Data excerpts:
>> START
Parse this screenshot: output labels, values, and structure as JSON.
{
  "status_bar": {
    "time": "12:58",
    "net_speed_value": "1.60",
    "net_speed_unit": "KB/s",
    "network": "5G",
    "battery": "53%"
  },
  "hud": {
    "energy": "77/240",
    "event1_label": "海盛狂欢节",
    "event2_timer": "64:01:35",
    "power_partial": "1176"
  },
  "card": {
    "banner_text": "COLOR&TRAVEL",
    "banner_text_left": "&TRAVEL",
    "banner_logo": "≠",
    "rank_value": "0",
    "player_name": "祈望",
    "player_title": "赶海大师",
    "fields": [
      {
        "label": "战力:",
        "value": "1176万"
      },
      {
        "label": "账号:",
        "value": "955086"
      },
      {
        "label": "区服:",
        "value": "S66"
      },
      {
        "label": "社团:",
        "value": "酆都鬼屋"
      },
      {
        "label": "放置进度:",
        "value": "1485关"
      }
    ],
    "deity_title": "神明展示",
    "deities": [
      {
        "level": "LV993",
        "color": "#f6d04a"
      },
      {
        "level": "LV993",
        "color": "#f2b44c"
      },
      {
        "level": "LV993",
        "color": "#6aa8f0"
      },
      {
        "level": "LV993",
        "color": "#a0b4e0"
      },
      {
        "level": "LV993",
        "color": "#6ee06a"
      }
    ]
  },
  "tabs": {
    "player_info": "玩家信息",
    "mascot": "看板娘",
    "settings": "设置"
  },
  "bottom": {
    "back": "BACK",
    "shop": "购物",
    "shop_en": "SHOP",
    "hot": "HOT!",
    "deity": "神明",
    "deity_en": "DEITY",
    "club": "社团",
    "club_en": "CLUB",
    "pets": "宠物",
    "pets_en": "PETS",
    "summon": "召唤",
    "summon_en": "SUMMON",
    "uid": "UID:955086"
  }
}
>> END
## WHAT YOU WILL DO:
Set down all of the data above, word for word.

## TASK SOLUTION:
Parse this screenshot: output labels, values, and structure as JSON.
{
  "status_bar": {
    "time": "12:58",
    "net_speed_value": "1.60",
    "net_speed_unit": "KB/s",
    "network": "5G",
    "battery": "53%"
  },
  "hud": {
    "energy": "77/240",
    "event1_label": "海盛狂欢节",
    "event2_timer": "64:01:35",
    "power_partial": "1176"
  },
  "card": {
    "banner_text": "COLOR&TRAVEL",
    "banner_text_left": "&TRAVEL",
    "banner_logo": "≠",
    "rank_value": "0",
    "player_name": "祈望",
    "player_title": "赶海大师",
    "fields": [
      {
        "label": "战力:",
        "value": "1176万"
      },
      {
        "label": "账号:",
        "value": "955086"
      },
      {
        "label": "区服:",
        "value": "S66"
      },
      {
        "label": "社团:",
        "value": "酆都鬼屋"
      },
      {
        "label": "放置进度:",
        "value": "1485关"
      }
    ],
    "deity_title": "神明展示",
    "deities": [
      {
        "level": "LV993",
        "color": "#f6d04a"
      },
      {
        "level": "LV993",
        "color": "#f2b44c"
      },
      {
        "level": "LV993",
        "color": "#6aa8f0"
      },
      {
        "level": "LV993",
        "color": "#a0b4e0"
      },
      {
        "level": "LV993",
        "color": "#6ee06a"
      }
    ]
  },
  "tabs": {
    "player_info": "玩家信息",
    "mascot": "看板娘",
    "settings": "设置"
  },
  "bottom": {
    "back": "BACK",
    "shop": "购物",
    "shop_en": "SHOP",
    "hot": "HOT!",
    "deity": "神明",
    "deity_en": "DEITY",
    "club": "社团",
    "club_en": "CLUB",
    "pets": "宠物",
    "pets_en": "PETS",
    "summon": "召唤",
    "summon_en": "SUMMON",
    "uid": "UID:955086"
  }
}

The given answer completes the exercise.